*Records for this exercise*:
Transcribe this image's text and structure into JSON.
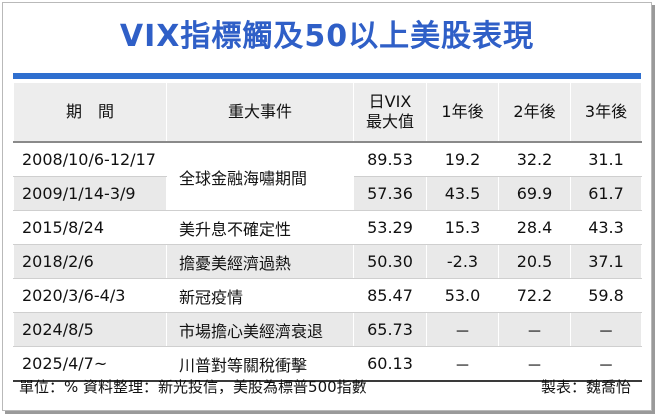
{
  "title": "VIX指標觸及50以上美股表現",
  "table": {
    "headers": {
      "period": "期　間",
      "event": "重大事件",
      "vix_line1": "日VIX",
      "vix_line2": "最大值",
      "y1": "1年後",
      "y2": "2年後",
      "y3": "3年後"
    },
    "rows": [
      {
        "period": "2008/10/6-12/17",
        "event": "全球金融海嘯期間",
        "vix": "89.53",
        "y1": "19.2",
        "y2": "32.2",
        "y3": "31.1"
      },
      {
        "period": "2009/1/14-3/9",
        "event": "",
        "vix": "57.36",
        "y1": "43.5",
        "y2": "69.9",
        "y3": "61.7"
      },
      {
        "period": "2015/8/24",
        "event": "美升息不確定性",
        "vix": "53.29",
        "y1": "15.3",
        "y2": "28.4",
        "y3": "43.3"
      },
      {
        "period": "2018/2/6",
        "event": "擔憂美經濟過熱",
        "vix": "50.30",
        "y1": "-2.3",
        "y2": "20.5",
        "y3": "37.1"
      },
      {
        "period": "2020/3/6-4/3",
        "event": "新冠疫情",
        "vix": "85.47",
        "y1": "53.0",
        "y2": "72.2",
        "y3": "59.8"
      },
      {
        "period": "2024/8/5",
        "event": "市場擔心美經濟衰退",
        "vix": "65.73",
        "y1": "－",
        "y2": "－",
        "y3": "－"
      },
      {
        "period": "2025/4/7~",
        "event": "川普對等關稅衝擊",
        "vix": "60.13",
        "y1": "－",
        "y2": "－",
        "y3": "－"
      }
    ]
  },
  "footer": {
    "left": "單位：%  資料整理：新光投信，美股為標普500指數",
    "right": "製表：魏喬怡"
  },
  "colors": {
    "title": "#2f5fc7",
    "rule": "#2f6fcf",
    "header_bg": "#ededed",
    "stripe_bg": "#e9e9e9"
  }
}
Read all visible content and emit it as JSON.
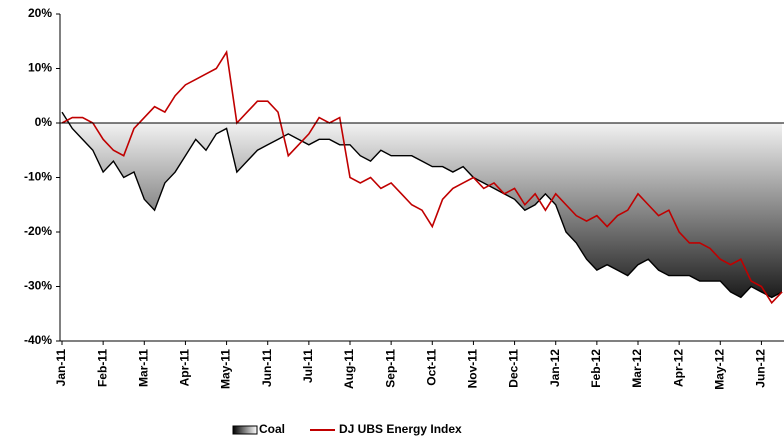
{
  "chart_data": {
    "type": "area_line",
    "categories": [
      "Jan-11",
      null,
      null,
      null,
      "Feb-11",
      null,
      null,
      null,
      "Mar-11",
      null,
      null,
      null,
      "Apr-11",
      null,
      null,
      null,
      "May-11",
      null,
      null,
      null,
      "Jun-11",
      null,
      null,
      null,
      "Jul-11",
      null,
      null,
      null,
      "Aug-11",
      null,
      null,
      null,
      "Sep-11",
      null,
      null,
      null,
      "Oct-11",
      null,
      null,
      null,
      "Nov-11",
      null,
      null,
      null,
      "Dec-11",
      null,
      null,
      null,
      "Jan-12",
      null,
      null,
      null,
      "Feb-12",
      null,
      null,
      null,
      "Mar-12",
      null,
      null,
      null,
      "Apr-12",
      null,
      null,
      null,
      "May-12",
      null,
      null,
      null,
      "Jun-12",
      null,
      null
    ],
    "series": [
      {
        "name": "Coal",
        "color": "#000000",
        "fill": "gradient",
        "values": [
          2,
          -1,
          -3,
          -5,
          -9,
          -7,
          -10,
          -9,
          -14,
          -16,
          -11,
          -9,
          -6,
          -3,
          -5,
          -2,
          -1,
          -9,
          -7,
          -5,
          -4,
          -3,
          -2,
          -3,
          -4,
          -3,
          -3,
          -4,
          -4,
          -6,
          -7,
          -5,
          -6,
          -6,
          -6,
          -7,
          -8,
          -8,
          -9,
          -8,
          -10,
          -11,
          -12,
          -13,
          -14,
          -16,
          -15,
          -13,
          -15,
          -20,
          -22,
          -25,
          -27,
          -26,
          -27,
          -28,
          -26,
          -25,
          -27,
          -28,
          -28,
          -28,
          -29,
          -29,
          -29,
          -31,
          -32,
          -30,
          -31,
          -32,
          -31
        ]
      },
      {
        "name": "DJ UBS Energy Index",
        "color": "#c00000",
        "values": [
          0,
          1,
          1,
          0,
          -3,
          -5,
          -6,
          -1,
          1,
          3,
          2,
          5,
          7,
          8,
          9,
          10,
          13,
          0,
          2,
          4,
          4,
          2,
          -6,
          -4,
          -2,
          1,
          0,
          1,
          -10,
          -11,
          -10,
          -12,
          -11,
          -13,
          -15,
          -16,
          -19,
          -14,
          -12,
          -11,
          -10,
          -12,
          -11,
          -13,
          -12,
          -15,
          -13,
          -16,
          -13,
          -15,
          -17,
          -18,
          -17,
          -19,
          -17,
          -16,
          -13,
          -15,
          -17,
          -16,
          -20,
          -22,
          -22,
          -23,
          -25,
          -26,
          -25,
          -29,
          -30,
          -33,
          -31
        ]
      }
    ],
    "ylim": [
      -40,
      20
    ],
    "yticks": [
      {
        "value": -40,
        "label": "-40%"
      },
      {
        "value": -30,
        "label": "-30%"
      },
      {
        "value": -20,
        "label": "-20%"
      },
      {
        "value": -10,
        "label": "-10%"
      },
      {
        "value": 0,
        "label": "0%"
      },
      {
        "value": 10,
        "label": "10%"
      },
      {
        "value": 20,
        "label": "20%"
      }
    ],
    "grid": false,
    "legend": "bottom"
  }
}
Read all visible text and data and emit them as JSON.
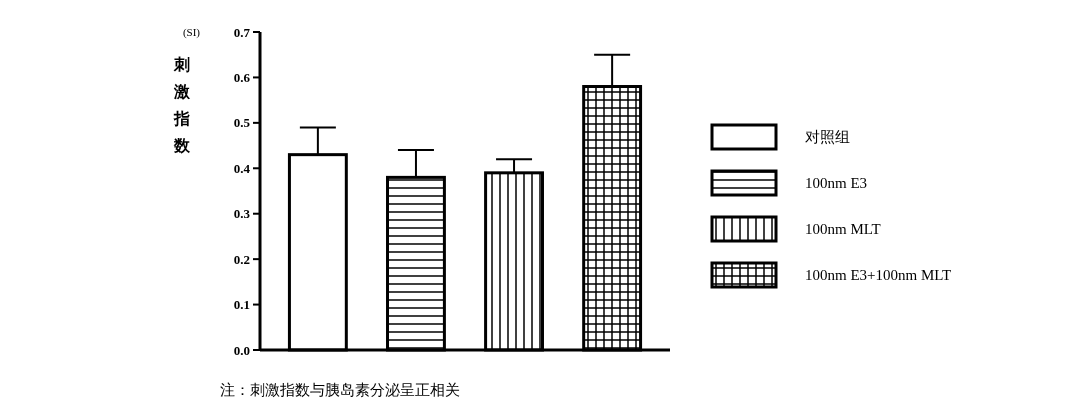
{
  "chart_data": {
    "type": "bar",
    "ylabel": "(SI) 刺激指数",
    "categories": [
      null,
      null,
      null,
      null
    ],
    "series": [
      {
        "name": "对照组",
        "color": "#000000",
        "values": [
          0.43,
          null,
          null,
          null
        ],
        "errors": [
          [
            0.43,
            0.49
          ],
          null,
          null,
          null
        ]
      },
      {
        "name": "100nm E3",
        "color": "#000000",
        "values": [
          null,
          0.38,
          null,
          null
        ],
        "errors": [
          null,
          [
            0.38,
            0.44
          ],
          null,
          null
        ]
      },
      {
        "name": "100nm MLT",
        "color": "#000000",
        "values": [
          null,
          null,
          0.39,
          null
        ],
        "errors": [
          null,
          null,
          [
            0.39,
            0.42
          ],
          null
        ]
      },
      {
        "name": "100nm E3+100nm MLT",
        "color": "#000000",
        "values": [
          null,
          null,
          null,
          0.58
        ],
        "errors": [
          null,
          null,
          null,
          [
            0.58,
            0.65
          ]
        ]
      }
    ],
    "ylim": [
      0,
      0.7
    ],
    "yticks": [
      {
        "value": 0,
        "label": "0.0"
      },
      0.1,
      0.2,
      0.3,
      0.4,
      0.5,
      0.6,
      0.7
    ],
    "legend": "right",
    "grid": false,
    "annotations": [
      "注：刺激指数与胰岛素分泌呈正相关"
    ]
  }
}
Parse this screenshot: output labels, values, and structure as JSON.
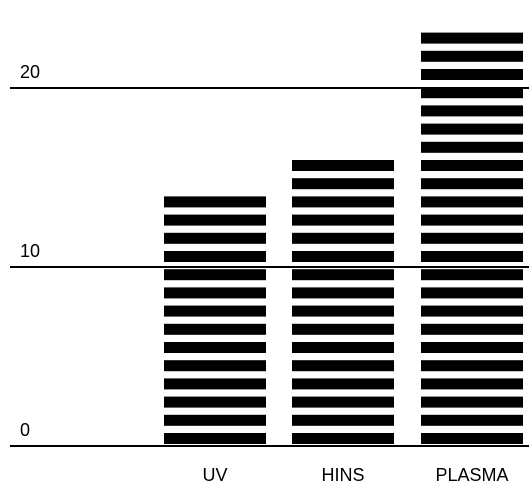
{
  "chart_data": {
    "type": "bar",
    "title": "",
    "xlabel": "",
    "ylabel": "",
    "categories": [
      "UV",
      "HINS",
      "PLASMA"
    ],
    "values": [
      14,
      16,
      24
    ],
    "ylim": [
      0,
      24
    ],
    "yticks": [
      0,
      10,
      20
    ],
    "ytick_labels": [
      "0",
      "10",
      "20"
    ],
    "grid": true,
    "bar_style": "horizontal stripes",
    "colors": {
      "bar": "#000000",
      "gridline": "#000000",
      "text": "#000000",
      "background": "#ffffff"
    }
  }
}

*What you should do*: Calculate how many lines of the material include the string "period", and state that number by itself.

*The response*: 8